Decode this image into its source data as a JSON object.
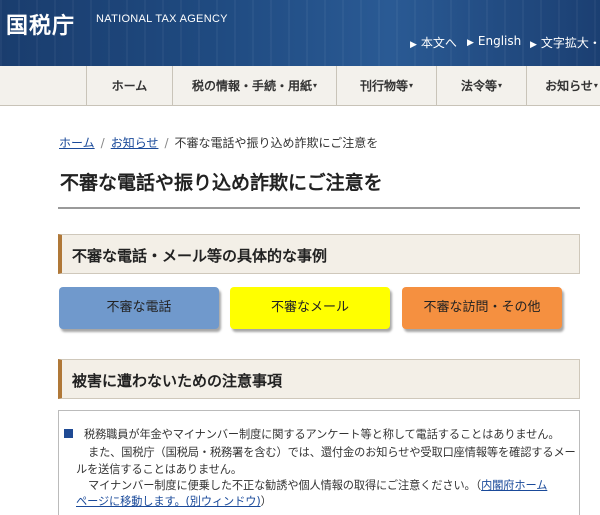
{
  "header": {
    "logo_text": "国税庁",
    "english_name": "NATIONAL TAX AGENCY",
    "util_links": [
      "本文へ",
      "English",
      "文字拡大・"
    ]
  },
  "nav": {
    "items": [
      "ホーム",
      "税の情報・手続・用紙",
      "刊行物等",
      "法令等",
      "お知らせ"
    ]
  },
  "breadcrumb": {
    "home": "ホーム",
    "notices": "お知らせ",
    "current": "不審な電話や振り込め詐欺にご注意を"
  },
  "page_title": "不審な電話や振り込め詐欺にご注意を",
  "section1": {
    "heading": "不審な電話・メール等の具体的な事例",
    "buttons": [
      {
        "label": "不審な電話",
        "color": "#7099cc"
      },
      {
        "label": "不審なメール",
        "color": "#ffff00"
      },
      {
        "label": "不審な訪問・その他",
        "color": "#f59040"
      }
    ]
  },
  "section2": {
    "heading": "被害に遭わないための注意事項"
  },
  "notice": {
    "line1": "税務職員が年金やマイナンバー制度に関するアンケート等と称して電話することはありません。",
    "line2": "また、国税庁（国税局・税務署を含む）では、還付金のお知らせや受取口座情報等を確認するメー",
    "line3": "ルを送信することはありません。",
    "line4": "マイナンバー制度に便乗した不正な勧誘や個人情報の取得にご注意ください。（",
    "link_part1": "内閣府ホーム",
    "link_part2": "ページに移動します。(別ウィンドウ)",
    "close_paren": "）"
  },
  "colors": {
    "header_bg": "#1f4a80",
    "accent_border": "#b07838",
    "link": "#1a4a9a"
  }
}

SET EXERCISE:
Gather each line from the entries above that includes the word "不審な電話や振り込め詐欺にご注意を".

FINAL RESULT:
    "current": "不審な電話や振り込め詐欺にご注意を"
  "page_title": "不審な電話や振り込め詐欺にご注意を",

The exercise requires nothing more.